START
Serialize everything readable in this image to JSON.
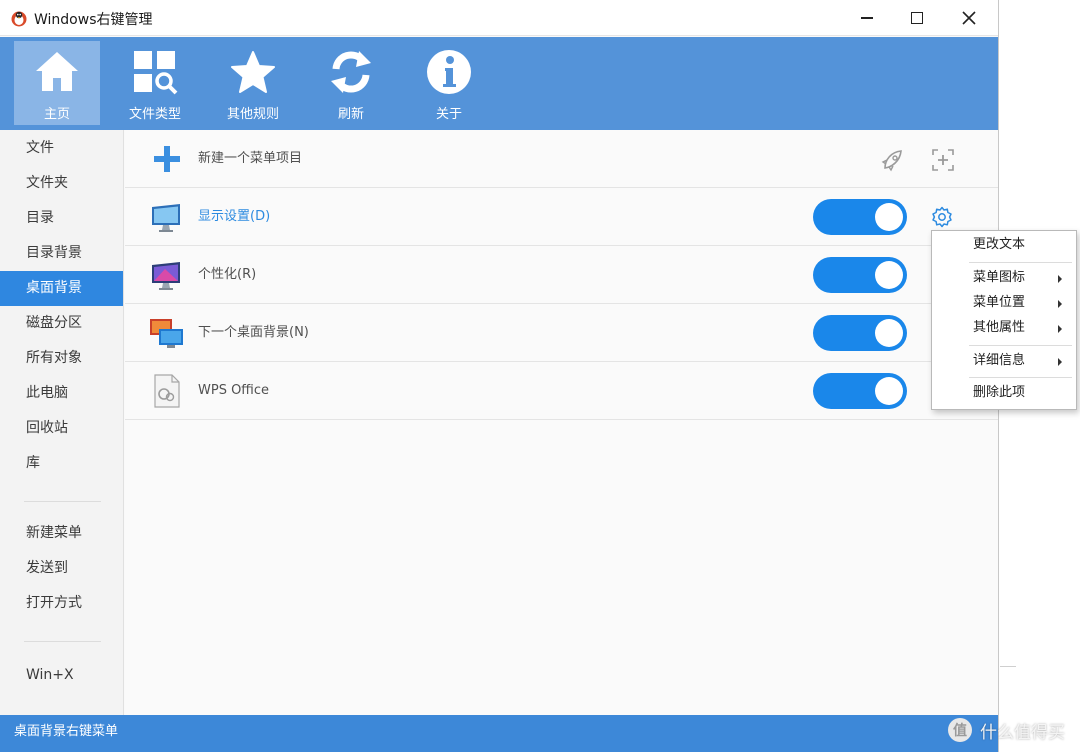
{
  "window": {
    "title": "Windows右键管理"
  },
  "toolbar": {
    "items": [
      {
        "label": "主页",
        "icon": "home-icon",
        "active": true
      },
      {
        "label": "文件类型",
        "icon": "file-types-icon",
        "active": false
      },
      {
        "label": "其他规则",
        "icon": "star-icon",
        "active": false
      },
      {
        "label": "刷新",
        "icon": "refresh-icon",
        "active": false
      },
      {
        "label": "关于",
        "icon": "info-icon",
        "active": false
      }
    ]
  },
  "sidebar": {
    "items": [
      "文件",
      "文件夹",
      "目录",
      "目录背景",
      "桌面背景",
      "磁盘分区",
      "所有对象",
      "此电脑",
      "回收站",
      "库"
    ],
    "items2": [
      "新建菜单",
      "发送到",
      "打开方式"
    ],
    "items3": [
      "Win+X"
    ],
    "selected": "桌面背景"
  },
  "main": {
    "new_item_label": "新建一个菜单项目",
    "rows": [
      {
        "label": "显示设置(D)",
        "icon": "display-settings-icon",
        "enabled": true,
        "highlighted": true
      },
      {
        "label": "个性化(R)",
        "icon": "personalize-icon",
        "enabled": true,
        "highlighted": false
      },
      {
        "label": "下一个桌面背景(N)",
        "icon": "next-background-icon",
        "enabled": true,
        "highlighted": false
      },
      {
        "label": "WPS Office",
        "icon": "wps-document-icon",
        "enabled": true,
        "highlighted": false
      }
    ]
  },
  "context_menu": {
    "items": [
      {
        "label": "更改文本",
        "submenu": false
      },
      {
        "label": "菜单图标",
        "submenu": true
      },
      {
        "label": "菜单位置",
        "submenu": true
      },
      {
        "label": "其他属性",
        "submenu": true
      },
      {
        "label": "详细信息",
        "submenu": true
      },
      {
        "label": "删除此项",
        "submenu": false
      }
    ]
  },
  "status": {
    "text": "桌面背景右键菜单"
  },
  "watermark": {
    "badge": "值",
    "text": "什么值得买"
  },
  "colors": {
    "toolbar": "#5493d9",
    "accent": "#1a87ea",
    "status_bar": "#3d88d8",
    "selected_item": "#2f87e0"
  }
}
END
Task directions. Exclude every picture and copy the remaining data exactly.

Task output.
Serialize everything readable in this image to JSON.
{
  "window": {
    "title": "Windows右键管理"
  },
  "toolbar": {
    "items": [
      {
        "label": "主页",
        "icon": "home-icon",
        "active": true
      },
      {
        "label": "文件类型",
        "icon": "file-types-icon",
        "active": false
      },
      {
        "label": "其他规则",
        "icon": "star-icon",
        "active": false
      },
      {
        "label": "刷新",
        "icon": "refresh-icon",
        "active": false
      },
      {
        "label": "关于",
        "icon": "info-icon",
        "active": false
      }
    ]
  },
  "sidebar": {
    "items": [
      "文件",
      "文件夹",
      "目录",
      "目录背景",
      "桌面背景",
      "磁盘分区",
      "所有对象",
      "此电脑",
      "回收站",
      "库"
    ],
    "items2": [
      "新建菜单",
      "发送到",
      "打开方式"
    ],
    "items3": [
      "Win+X"
    ],
    "selected": "桌面背景"
  },
  "main": {
    "new_item_label": "新建一个菜单项目",
    "rows": [
      {
        "label": "显示设置(D)",
        "icon": "display-settings-icon",
        "enabled": true,
        "highlighted": true
      },
      {
        "label": "个性化(R)",
        "icon": "personalize-icon",
        "enabled": true,
        "highlighted": false
      },
      {
        "label": "下一个桌面背景(N)",
        "icon": "next-background-icon",
        "enabled": true,
        "highlighted": false
      },
      {
        "label": "WPS Office",
        "icon": "wps-document-icon",
        "enabled": true,
        "highlighted": false
      }
    ]
  },
  "context_menu": {
    "items": [
      {
        "label": "更改文本",
        "submenu": false
      },
      {
        "label": "菜单图标",
        "submenu": true
      },
      {
        "label": "菜单位置",
        "submenu": true
      },
      {
        "label": "其他属性",
        "submenu": true
      },
      {
        "label": "详细信息",
        "submenu": true
      },
      {
        "label": "删除此项",
        "submenu": false
      }
    ]
  },
  "status": {
    "text": "桌面背景右键菜单"
  },
  "watermark": {
    "badge": "值",
    "text": "什么值得买"
  },
  "colors": {
    "toolbar": "#5493d9",
    "accent": "#1a87ea",
    "status_bar": "#3d88d8",
    "selected_item": "#2f87e0"
  }
}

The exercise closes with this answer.